- **DOCUMENT SEGMENT**
--- Begin ---

# The Sibelius Forum - 3 years



## Kurkikohtaus

On June 1st 2009 the Sibelius Forum (www.sibelius.forumup.com) is celebrating its third anniversary. With almost a hundred members and well over 4000 contributions, the Forum has established itself as the foremost place on the internet for people to meet and discuss Jean Sibelius and his music. Anyone who has spent some time at the Forum will know that while the discussion is very professional, the members are always very friendly and open, especially when it comes to welcoming new participants who might be "Sibelius beginners". In short, no one need feel uncomfortable at the Sibelius Forum.

And yet, there is something at the Forum about which I have always felt a little uncomfortable: a word. It first appeared at the Forum on November 17th 2006, posted by Forum member "arenan" of the Helsinki Philharmonic. It is a simple word, but as I hadn't thought of it before, it was a word that stopped me dead in my tracks. This apparently innocent word, that has been repeated a whopping two-hundred-and-thirty-eight times at the Forum, was a term that I struggled with every time I heard it.

The word is "Sibelian".

When words like "Mahlerian", "Mozartian" or "Brucknerian" are used, they are most likely referring to elements of musical style that are associated with the given composer. Along those lines, a "Sibelian texture" could be one that involves pianissimo tremolos or a melody moving step-wise, suspended over a half-diminished-seventh chord. Or a "Sibelian motive" could be the S-Motive that Harry Miettunen is fond of, or perhaps a falling fifth at the end of a phrase. But when the word "Sibelian" appears at the Forum, an element of Sibelius' style is rarely the context in which the term is applied. Our members are talking about people.

--- End ---

Source data

--- Begin ---

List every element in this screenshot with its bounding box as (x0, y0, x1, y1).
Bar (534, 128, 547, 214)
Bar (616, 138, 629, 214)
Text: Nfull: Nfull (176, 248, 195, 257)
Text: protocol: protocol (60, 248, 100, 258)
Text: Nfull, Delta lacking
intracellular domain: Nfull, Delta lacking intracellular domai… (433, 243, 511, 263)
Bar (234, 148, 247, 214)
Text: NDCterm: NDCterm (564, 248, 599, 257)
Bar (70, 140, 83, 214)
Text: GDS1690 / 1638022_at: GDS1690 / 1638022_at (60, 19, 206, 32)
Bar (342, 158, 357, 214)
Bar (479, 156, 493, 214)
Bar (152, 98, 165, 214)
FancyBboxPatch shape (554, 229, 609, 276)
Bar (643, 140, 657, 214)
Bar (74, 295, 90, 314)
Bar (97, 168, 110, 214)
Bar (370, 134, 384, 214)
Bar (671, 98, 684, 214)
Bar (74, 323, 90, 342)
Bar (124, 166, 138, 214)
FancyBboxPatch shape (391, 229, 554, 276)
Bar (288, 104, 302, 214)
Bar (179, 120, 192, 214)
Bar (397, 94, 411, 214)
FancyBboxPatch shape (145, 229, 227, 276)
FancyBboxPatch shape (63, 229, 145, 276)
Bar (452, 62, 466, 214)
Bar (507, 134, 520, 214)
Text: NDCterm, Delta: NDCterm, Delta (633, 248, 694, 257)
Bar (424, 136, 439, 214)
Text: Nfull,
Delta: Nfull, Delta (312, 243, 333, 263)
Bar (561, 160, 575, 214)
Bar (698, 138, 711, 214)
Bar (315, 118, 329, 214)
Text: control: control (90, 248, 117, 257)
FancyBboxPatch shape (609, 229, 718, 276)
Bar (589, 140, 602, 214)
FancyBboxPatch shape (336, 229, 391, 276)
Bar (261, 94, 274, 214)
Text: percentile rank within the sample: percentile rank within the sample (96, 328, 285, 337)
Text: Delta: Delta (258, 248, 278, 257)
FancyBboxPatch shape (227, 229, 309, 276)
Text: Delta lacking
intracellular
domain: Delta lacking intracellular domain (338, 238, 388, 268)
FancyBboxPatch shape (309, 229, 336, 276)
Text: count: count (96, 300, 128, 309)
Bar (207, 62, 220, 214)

--- End ---

- **PROBLEMS TO SOLVE**
• a. In the Sibelius Forum anniversary article, write out the passage between "And yet, there" and "I heard it.", inclusive.
• b. Resume the Sibelius Forum anniversary article, starting after its final sentence.

- **PER-TASK ANSWERS**
• a.
And yet, there is something at the Forum about which I have always felt a little uncomfortable: a word. It first appeared at the Forum on November 17th 2006, posted by Forum member "arenan" of the Helsinki Philharmonic. It is a simple word, but as I hadn't thought of it before, it was a word that stopped me dead in my tracks. This apparently innocent word, that has been repeated a whopping two-hundred-and-thirty-eight times at the Forum, was a term that I struggled with every time I heard it.

• b.
A "Sibelian" is a person.

My initial discomfort came from my great reverence for Sibelius and his music. To me, the term originally sounded like an honourific, a title that only the priviledged few who have devoted their lives to Sibelius' music should be allowed to carry. In this vein it also required a special focus on Sibelius' music: if a musician is better known for interpretations of another composer's works or has an eclectic repertoire, he mustn't be considered a Sibelian. When the term began to be applied to listeners, in the sense that a concert-goer could be considered a "Sibelian", my scepticism grew. Parallel to these ideas, my inquietude was also rooted in the fact that I would personally never call myself a Sibelian and never have, nor have I ever used that term in a Forum discussion. I secretly longed to have someone else call me a Sibelian, although for a long time I felt unworthy of that distinction.

Then earlier this year I had a change of heart while reading an article about "Opera buffs", where "Wagner aficionados" mingled with "Mozart lovers" and "Verdi enthusiasts". It occured to me that to attach the suffix "-ian" to almost any other composer's name when describing his followers was somewhat trite if not meaningless. And by comparison, to say that one is a "Sibelius lover" sounds somewhat empty and vague. I had come to the conclusion that the only composer who's name could be applied in descriptive form to his most devoted listeners is indeed Sibelius. I realized that for those to whom Sibelius' music speaks, a special bond forms, an intimate relationship is forged and a new person is born: a Sibelian. And to call oneself a Sibelian is not boasting, it is more of a statement about Sibelius' music that about the individual. It is a testimony to the man who's art has changed our lives and souls, forever.

In this respect, for the first time ever I humbly state, That I am a Sibelian.

Are you?


----------



## Chi_townPhilly

Well, hello again, *Maestro K*!

All I can do is hope that your absence from this forum has something to do with some manner of nascent career success. It's good to hear from you!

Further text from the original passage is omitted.